| WORK INSTRUCTIONS |
Each line of the listing must be transcribed exactly, except for the images, which should be excluded.

| DATA FOR THE TASK |
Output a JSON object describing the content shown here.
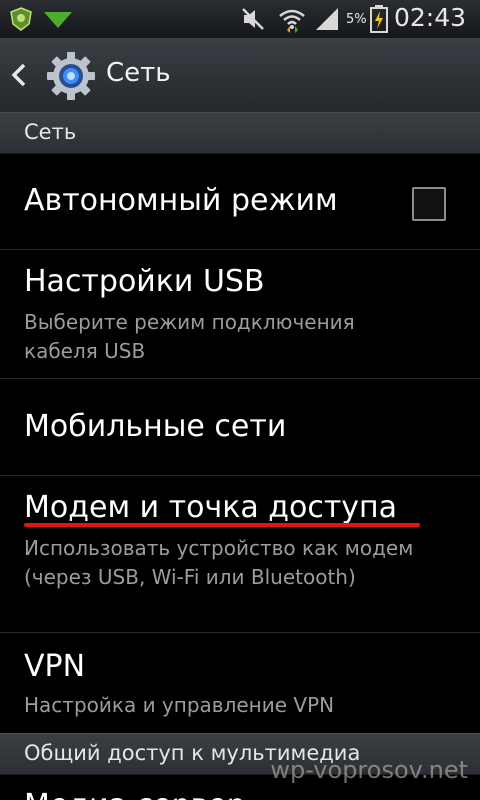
{
  "status_bar": {
    "time": "02:43",
    "battery_percent": "5%",
    "icons": [
      "app-shield-icon",
      "download-arrow-icon",
      "mute-icon",
      "wifi-icon",
      "signal-icon",
      "battery-charging-icon"
    ]
  },
  "action_bar": {
    "title": "Сеть",
    "app_icon": "settings-gear-icon",
    "back_icon": "chevron-left-icon"
  },
  "sections": [
    {
      "label": "Сеть"
    },
    {
      "label": "Общий доступ к мультимедиа"
    }
  ],
  "items": [
    {
      "title": "Автономный режим",
      "checked": false
    },
    {
      "title": "Настройки USB",
      "subtitle": "Выберите режим подключения кабеля USB"
    },
    {
      "title": "Мобильные сети"
    },
    {
      "title": "Модем и точка доступа",
      "subtitle": "Использовать устройство как модем (через USB, Wi-Fi или Bluetooth)",
      "highlighted": true
    },
    {
      "title": "VPN",
      "subtitle": "Настройка и управление VPN"
    },
    {
      "title": "Медиа сервер"
    }
  ],
  "watermark": "wp-voprosov.net",
  "colors": {
    "highlight_underline": "#e01515",
    "background": "#000000",
    "subtitle_text": "#9c9c9c"
  }
}
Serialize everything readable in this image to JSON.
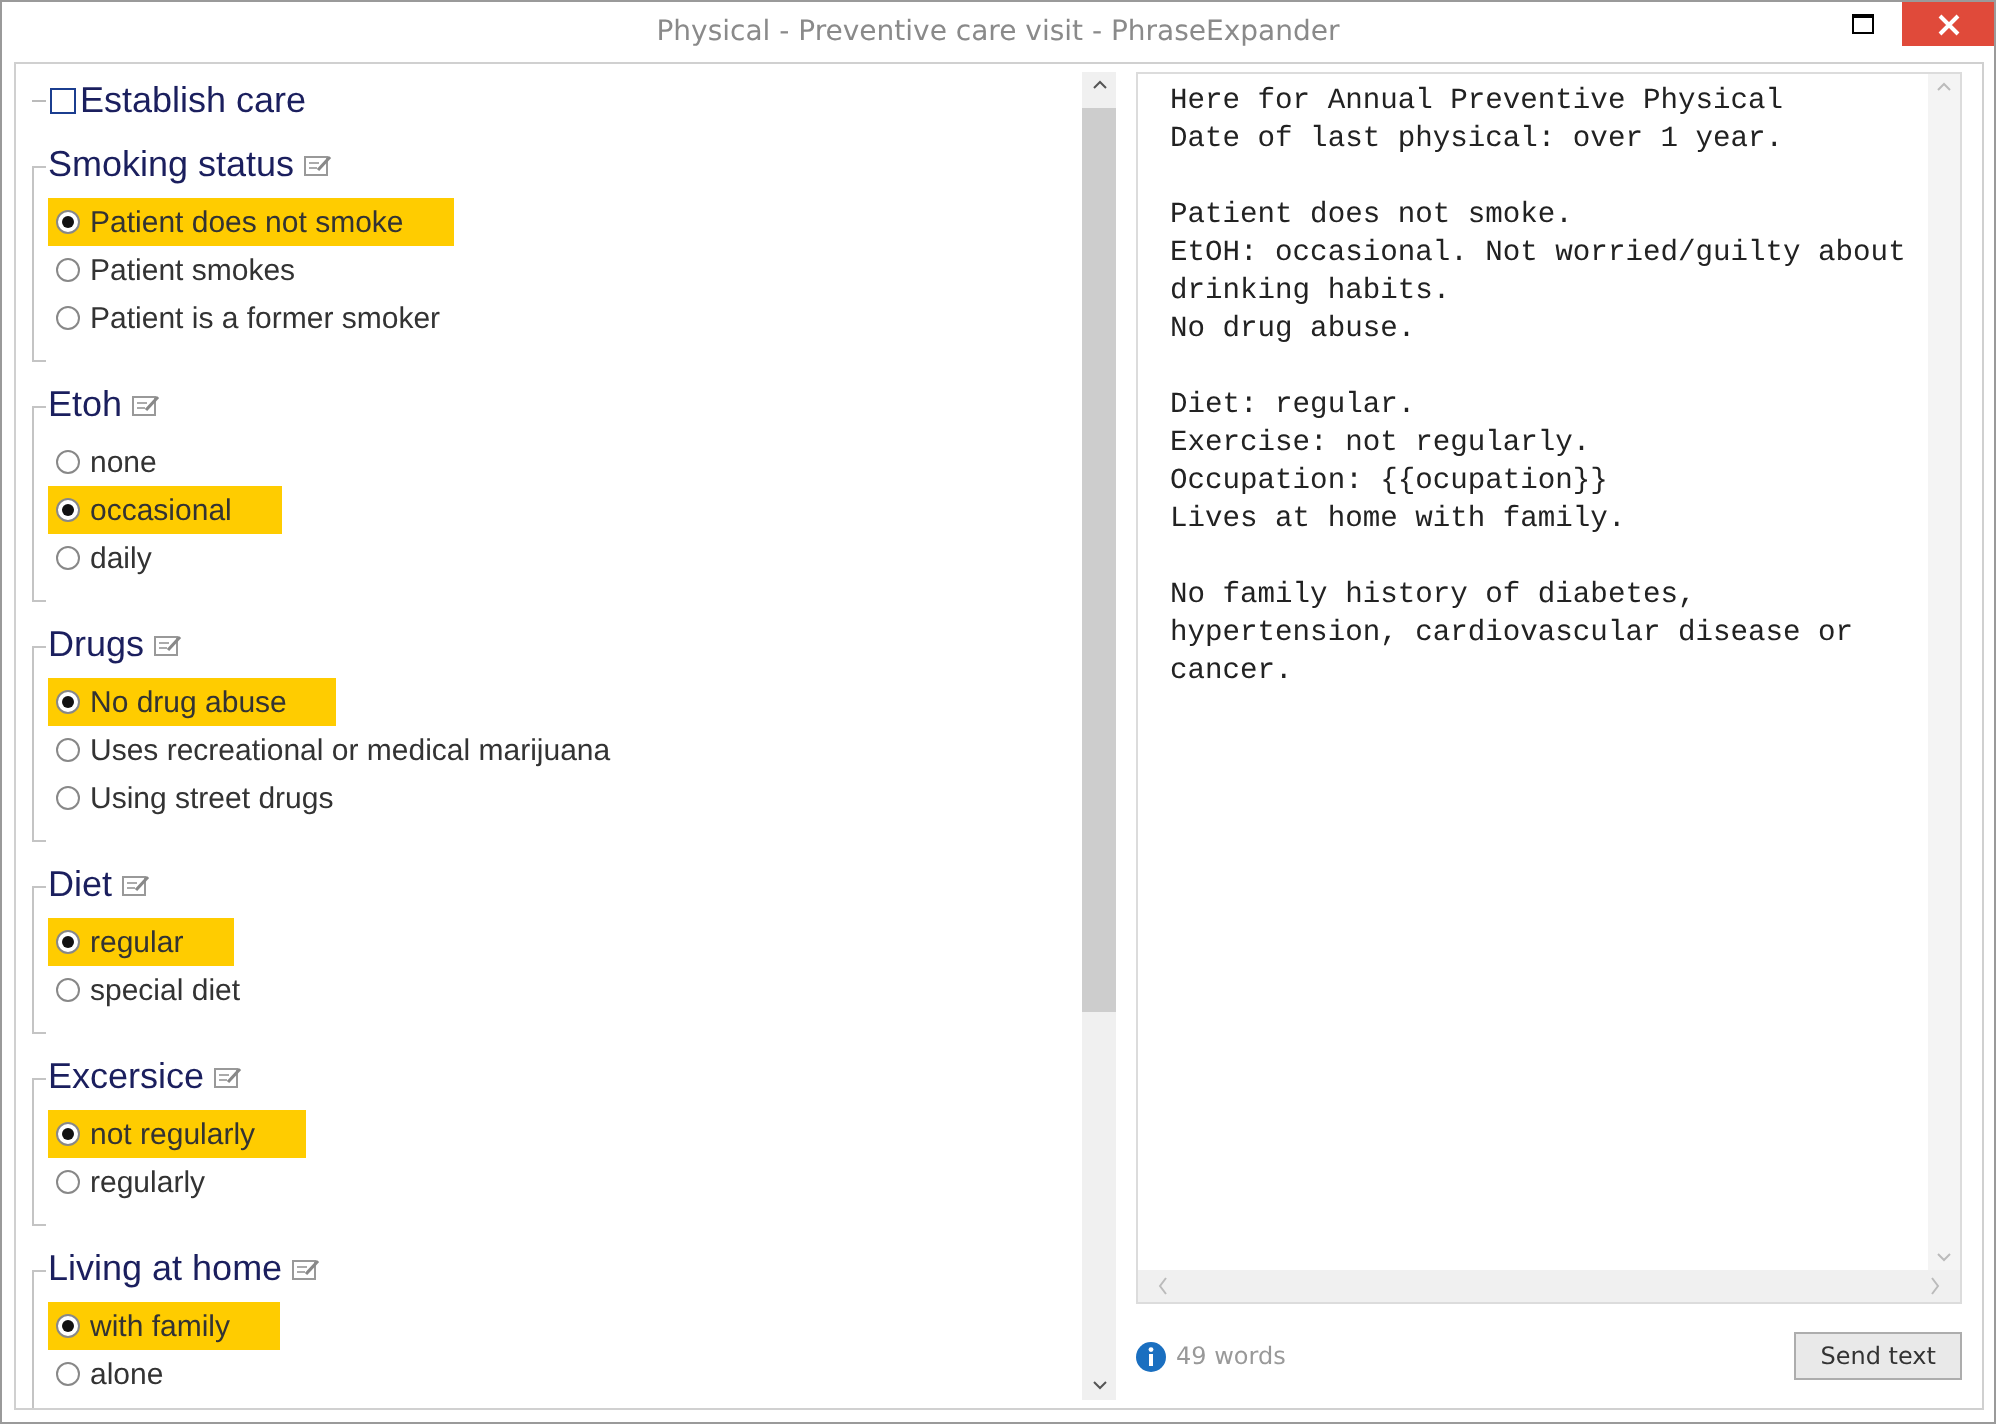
{
  "window": {
    "title": "Physical - Preventive care visit - PhraseExpander"
  },
  "establish": {
    "label": "Establish care",
    "checked": false
  },
  "groups": [
    {
      "title": "Smoking status",
      "options": [
        {
          "label": "Patient does not smoke",
          "selected": true
        },
        {
          "label": "Patient smokes",
          "selected": false
        },
        {
          "label": "Patient is a former smoker",
          "selected": false
        }
      ]
    },
    {
      "title": "Etoh",
      "options": [
        {
          "label": "none",
          "selected": false
        },
        {
          "label": "occasional",
          "selected": true
        },
        {
          "label": "daily",
          "selected": false
        }
      ]
    },
    {
      "title": "Drugs",
      "options": [
        {
          "label": "No drug abuse",
          "selected": true
        },
        {
          "label": "Uses recreational or medical marijuana",
          "selected": false
        },
        {
          "label": "Using street drugs",
          "selected": false
        }
      ]
    },
    {
      "title": "Diet",
      "options": [
        {
          "label": "regular",
          "selected": true
        },
        {
          "label": "special diet",
          "selected": false
        }
      ]
    },
    {
      "title": "Excersice",
      "options": [
        {
          "label": "not regularly",
          "selected": true
        },
        {
          "label": "regularly",
          "selected": false
        }
      ]
    },
    {
      "title": "Living at home",
      "options": [
        {
          "label": "with family",
          "selected": true
        },
        {
          "label": "alone",
          "selected": false
        }
      ]
    }
  ],
  "preview": {
    "paragraphs": [
      [
        "Here for Annual Preventive Physical",
        "Date of last physical: over 1 year."
      ],
      [
        "Patient does not smoke.",
        "EtOH: occasional. Not worried/guilty about",
        "drinking habits.",
        "No drug abuse."
      ],
      [
        "Diet: regular.",
        "Exercise: not regularly.",
        "Occupation: {{ocupation}}",
        "Lives at home with family."
      ],
      [
        "No family history of diabetes,",
        "hypertension, cardiovascular disease or",
        "cancer."
      ]
    ]
  },
  "status": {
    "word_count": "49 words"
  },
  "buttons": [
    "Send text"
  ]
}
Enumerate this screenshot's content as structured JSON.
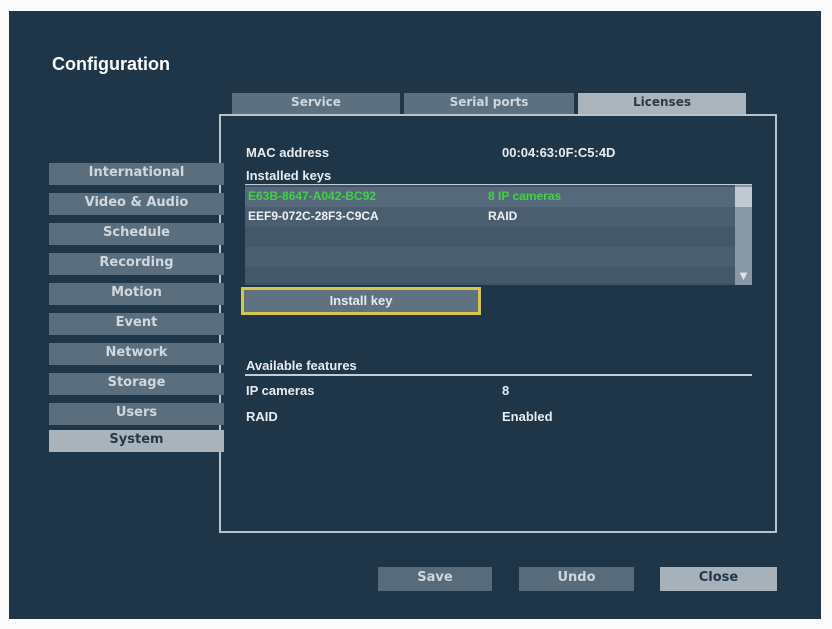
{
  "title": "Configuration",
  "tabs": [
    {
      "label": "Service"
    },
    {
      "label": "Serial ports"
    },
    {
      "label": "Licenses"
    }
  ],
  "sidebar": {
    "items": [
      {
        "label": "International"
      },
      {
        "label": "Video & Audio"
      },
      {
        "label": "Schedule"
      },
      {
        "label": "Recording"
      },
      {
        "label": "Motion"
      },
      {
        "label": "Event"
      },
      {
        "label": "Network"
      },
      {
        "label": "Storage"
      },
      {
        "label": "Users"
      },
      {
        "label": "System"
      }
    ]
  },
  "licenses": {
    "mac_label": "MAC address",
    "mac_value": "00:04:63:0F:C5:4D",
    "installed_keys_label": "Installed keys",
    "keys": [
      {
        "key": "E63B-8647-A042-BC92",
        "feature": "8 IP cameras"
      },
      {
        "key": "EEF9-072C-28F3-C9CA",
        "feature": "RAID"
      }
    ],
    "install_button": "Install key",
    "available_label": "Available features",
    "features": [
      {
        "name": "IP cameras",
        "value": "8"
      },
      {
        "name": "RAID",
        "value": "Enabled"
      }
    ]
  },
  "buttons": {
    "save": "Save",
    "undo": "Undo",
    "close": "Close"
  },
  "colors": {
    "background": "#1f3548",
    "selected_key": "#3fd146",
    "focus_border": "#d6c64a"
  }
}
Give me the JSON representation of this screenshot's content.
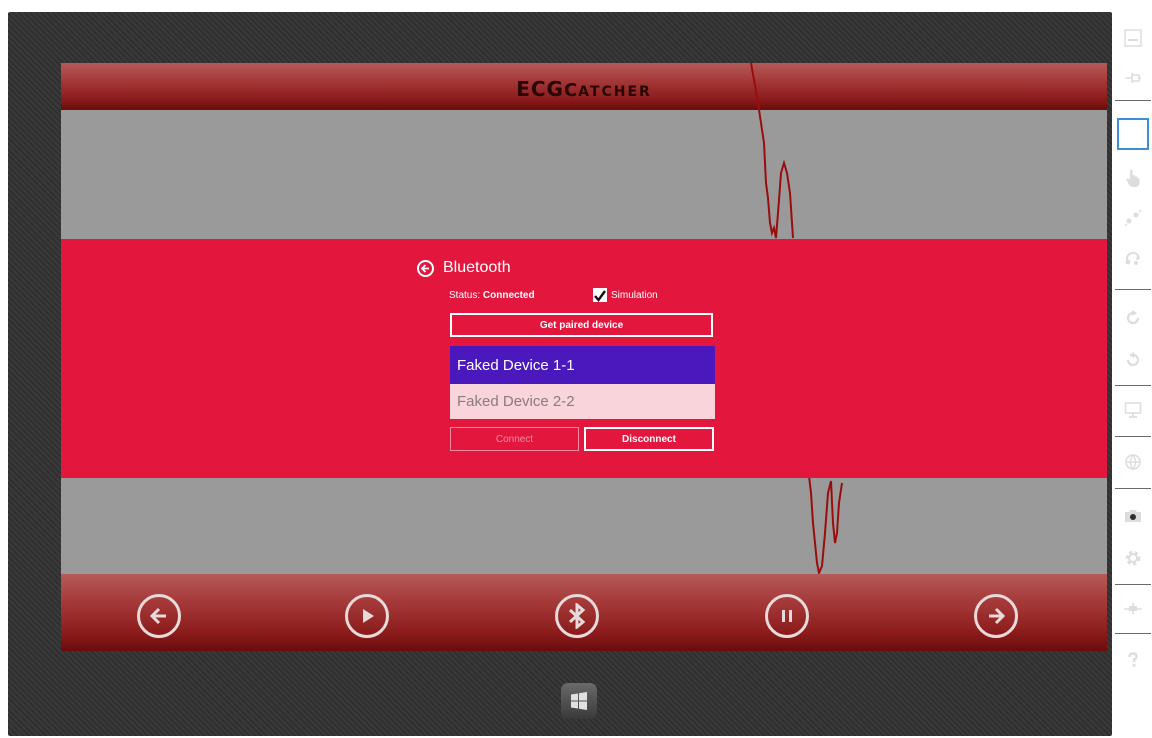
{
  "header": {
    "title_big1": "ECG",
    "title_cap": "C",
    "title_small": "ATCHER"
  },
  "flyout": {
    "title": "Bluetooth",
    "status_label": "Status:",
    "status_value": "Connected",
    "simulation_label": "Simulation",
    "simulation_checked": true,
    "get_paired_label": "Get paired device",
    "devices": [
      "Faked Device 1-1",
      "Faked Device 2-2"
    ],
    "selected_device": "Faked Device 1-1",
    "connect_label": "Connect",
    "disconnect_label": "Disconnect"
  },
  "footer": {
    "buttons": [
      "arrow-left-icon",
      "play-icon",
      "bluetooth-icon",
      "pause-icon",
      "arrow-right-icon"
    ]
  },
  "toolbar": {
    "tools": [
      "minimize-icon",
      "pin-icon",
      "pointer-icon",
      "touch-icon",
      "pinch-icon",
      "rotate-touch-icon",
      "rotate-clockwise-icon",
      "rotate-counterclockwise-icon",
      "monitor-icon",
      "globe-icon",
      "camera-icon",
      "settings-icon",
      "network-icon",
      "help-icon"
    ],
    "selected_tool": "pointer-icon"
  },
  "colors": {
    "accent": "#e3163e",
    "selected_item": "#4a18bd",
    "header_red": "#8d1d1d",
    "background_gray": "#9a9a9a"
  }
}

| ANSWER FOR THE TASK |
Output a JSON object describing the content shown here.
{
  "status_bar": {
    "time": "02:43",
    "battery_percent": "5%",
    "icons": [
      "app-shield-icon",
      "download-arrow-icon",
      "mute-icon",
      "wifi-icon",
      "signal-icon",
      "battery-charging-icon"
    ]
  },
  "action_bar": {
    "title": "Сеть",
    "app_icon": "settings-gear-icon",
    "back_icon": "chevron-left-icon"
  },
  "sections": [
    {
      "label": "Сеть"
    },
    {
      "label": "Общий доступ к мультимедиа"
    }
  ],
  "items": [
    {
      "title": "Автономный режим",
      "checked": false
    },
    {
      "title": "Настройки USB",
      "subtitle": "Выберите режим подключения кабеля USB"
    },
    {
      "title": "Мобильные сети"
    },
    {
      "title": "Модем и точка доступа",
      "subtitle": "Использовать устройство как модем (через USB, Wi-Fi или Bluetooth)",
      "highlighted": true
    },
    {
      "title": "VPN",
      "subtitle": "Настройка и управление VPN"
    },
    {
      "title": "Медиа сервер"
    }
  ],
  "watermark": "wp-voprosov.net",
  "colors": {
    "highlight_underline": "#e01515",
    "background": "#000000",
    "subtitle_text": "#9c9c9c"
  }
}
Serialize everything readable in this image to JSON.
{
  "window": {
    "title": "Physical - Preventive care visit - PhraseExpander"
  },
  "establish": {
    "label": "Establish care",
    "checked": false
  },
  "groups": [
    {
      "title": "Smoking status",
      "options": [
        {
          "label": "Patient does not smoke",
          "selected": true
        },
        {
          "label": "Patient smokes",
          "selected": false
        },
        {
          "label": "Patient is a former smoker",
          "selected": false
        }
      ]
    },
    {
      "title": "Etoh",
      "options": [
        {
          "label": "none",
          "selected": false
        },
        {
          "label": "occasional",
          "selected": true
        },
        {
          "label": "daily",
          "selected": false
        }
      ]
    },
    {
      "title": "Drugs",
      "options": [
        {
          "label": "No drug abuse",
          "selected": true
        },
        {
          "label": "Uses recreational or medical marijuana",
          "selected": false
        },
        {
          "label": "Using street drugs",
          "selected": false
        }
      ]
    },
    {
      "title": "Diet",
      "options": [
        {
          "label": "regular",
          "selected": true
        },
        {
          "label": "special diet",
          "selected": false
        }
      ]
    },
    {
      "title": "Excersice",
      "options": [
        {
          "label": "not regularly",
          "selected": true
        },
        {
          "label": "regularly",
          "selected": false
        }
      ]
    },
    {
      "title": "Living at home",
      "options": [
        {
          "label": "with family",
          "selected": true
        },
        {
          "label": "alone",
          "selected": false
        }
      ]
    }
  ],
  "preview": {
    "paragraphs": [
      [
        "Here for Annual Preventive Physical",
        "Date of last physical: over 1 year."
      ],
      [
        "Patient does not smoke.",
        "EtOH: occasional. Not worried/guilty about",
        "drinking habits.",
        "No drug abuse."
      ],
      [
        "Diet: regular.",
        "Exercise: not regularly.",
        "Occupation: {{ocupation}}",
        "Lives at home with family."
      ],
      [
        "No family history of diabetes,",
        "hypertension, cardiovascular disease or",
        "cancer."
      ]
    ]
  },
  "status": {
    "word_count": "49 words"
  },
  "buttons": [
    "Send text"
  ]
}
Enumerate this screenshot's content as structured JSON.
{
  "title": "Configuration",
  "tabs": [
    {
      "label": "Service"
    },
    {
      "label": "Serial ports"
    },
    {
      "label": "Licenses"
    }
  ],
  "sidebar": {
    "items": [
      {
        "label": "International"
      },
      {
        "label": "Video & Audio"
      },
      {
        "label": "Schedule"
      },
      {
        "label": "Recording"
      },
      {
        "label": "Motion"
      },
      {
        "label": "Event"
      },
      {
        "label": "Network"
      },
      {
        "label": "Storage"
      },
      {
        "label": "Users"
      },
      {
        "label": "System"
      }
    ]
  },
  "licenses": {
    "mac_label": "MAC address",
    "mac_value": "00:04:63:0F:C5:4D",
    "installed_keys_label": "Installed keys",
    "keys": [
      {
        "key": "E63B-8647-A042-BC92",
        "feature": "8 IP cameras"
      },
      {
        "key": "EEF9-072C-28F3-C9CA",
        "feature": "RAID"
      }
    ],
    "install_button": "Install key",
    "available_label": "Available features",
    "features": [
      {
        "name": "IP cameras",
        "value": "8"
      },
      {
        "name": "RAID",
        "value": "Enabled"
      }
    ]
  },
  "buttons": {
    "save": "Save",
    "undo": "Undo",
    "close": "Close"
  },
  "colors": {
    "background": "#1f3548",
    "selected_key": "#3fd146",
    "focus_border": "#d6c64a"
  }
}
Give me the JSON representation of this screenshot's content.
{
  "header": {
    "title_big1": "ECG",
    "title_cap": "C",
    "title_small": "ATCHER"
  },
  "flyout": {
    "title": "Bluetooth",
    "status_label": "Status:",
    "status_value": "Connected",
    "simulation_label": "Simulation",
    "simulation_checked": true,
    "get_paired_label": "Get paired device",
    "devices": [
      "Faked Device 1-1",
      "Faked Device 2-2"
    ],
    "selected_device": "Faked Device 1-1",
    "connect_label": "Connect",
    "disconnect_label": "Disconnect"
  },
  "footer": {
    "buttons": [
      "arrow-left-icon",
      "play-icon",
      "bluetooth-icon",
      "pause-icon",
      "arrow-right-icon"
    ]
  },
  "toolbar": {
    "tools": [
      "minimize-icon",
      "pin-icon",
      "pointer-icon",
      "touch-icon",
      "pinch-icon",
      "rotate-touch-icon",
      "rotate-clockwise-icon",
      "rotate-counterclockwise-icon",
      "monitor-icon",
      "globe-icon",
      "camera-icon",
      "settings-icon",
      "network-icon",
      "help-icon"
    ],
    "selected_tool": "pointer-icon"
  },
  "colors": {
    "accent": "#e3163e",
    "selected_item": "#4a18bd",
    "header_red": "#8d1d1d",
    "background_gray": "#9a9a9a"
  }
}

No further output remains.